[Begin]

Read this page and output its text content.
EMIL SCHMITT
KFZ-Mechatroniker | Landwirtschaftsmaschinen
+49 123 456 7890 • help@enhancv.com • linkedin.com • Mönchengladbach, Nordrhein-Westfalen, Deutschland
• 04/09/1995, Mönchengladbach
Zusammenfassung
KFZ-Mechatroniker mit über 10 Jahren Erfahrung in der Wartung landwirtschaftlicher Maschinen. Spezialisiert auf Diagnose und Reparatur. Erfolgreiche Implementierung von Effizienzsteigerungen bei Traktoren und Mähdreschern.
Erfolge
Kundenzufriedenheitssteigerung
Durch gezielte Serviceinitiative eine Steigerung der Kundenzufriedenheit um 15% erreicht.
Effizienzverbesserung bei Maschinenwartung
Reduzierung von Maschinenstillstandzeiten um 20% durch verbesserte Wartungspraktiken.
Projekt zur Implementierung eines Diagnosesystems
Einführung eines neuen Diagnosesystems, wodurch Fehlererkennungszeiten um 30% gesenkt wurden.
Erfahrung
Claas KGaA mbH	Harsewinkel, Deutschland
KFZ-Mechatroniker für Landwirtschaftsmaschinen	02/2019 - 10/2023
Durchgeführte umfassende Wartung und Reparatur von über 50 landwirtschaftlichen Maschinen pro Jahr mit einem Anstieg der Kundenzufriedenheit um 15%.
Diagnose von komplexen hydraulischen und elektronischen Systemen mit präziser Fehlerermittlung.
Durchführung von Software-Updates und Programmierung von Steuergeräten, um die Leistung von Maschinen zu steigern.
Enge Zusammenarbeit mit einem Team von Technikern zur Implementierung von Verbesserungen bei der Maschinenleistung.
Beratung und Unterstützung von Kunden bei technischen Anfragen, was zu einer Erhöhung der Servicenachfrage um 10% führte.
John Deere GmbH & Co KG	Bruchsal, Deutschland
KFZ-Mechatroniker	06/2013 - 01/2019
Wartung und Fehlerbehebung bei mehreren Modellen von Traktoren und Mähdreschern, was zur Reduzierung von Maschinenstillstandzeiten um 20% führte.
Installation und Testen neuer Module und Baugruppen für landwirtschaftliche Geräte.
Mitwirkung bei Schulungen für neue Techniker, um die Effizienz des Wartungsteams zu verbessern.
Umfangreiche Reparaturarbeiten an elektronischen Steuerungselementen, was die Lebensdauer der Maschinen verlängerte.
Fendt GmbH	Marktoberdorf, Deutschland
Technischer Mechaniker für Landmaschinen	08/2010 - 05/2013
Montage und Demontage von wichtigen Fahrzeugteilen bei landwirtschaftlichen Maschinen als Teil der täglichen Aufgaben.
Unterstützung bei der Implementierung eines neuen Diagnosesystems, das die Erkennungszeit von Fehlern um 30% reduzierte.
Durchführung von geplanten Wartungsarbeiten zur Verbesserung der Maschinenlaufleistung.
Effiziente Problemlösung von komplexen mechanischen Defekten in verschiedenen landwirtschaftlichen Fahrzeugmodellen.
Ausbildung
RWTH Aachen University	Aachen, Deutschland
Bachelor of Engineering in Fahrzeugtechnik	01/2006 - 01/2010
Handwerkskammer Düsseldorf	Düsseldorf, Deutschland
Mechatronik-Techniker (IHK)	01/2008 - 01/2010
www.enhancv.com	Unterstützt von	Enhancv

[End]

• GIVEN INSTRUCTION:
Only lines with the word "Erfahrung" are wanted, so copy each one from the records.

• COMPLETE RESPONSE:
KFZ-Mechatroniker mit über 10 Jahren Erfahrung in der Wartung landwirtschaftlicher Maschinen. Spezialisiert auf Diagnose und Reparatur. Erfolgreiche Implementierung von Effizienzsteigerungen bei Traktoren und Mähdreschern.
Erfahrung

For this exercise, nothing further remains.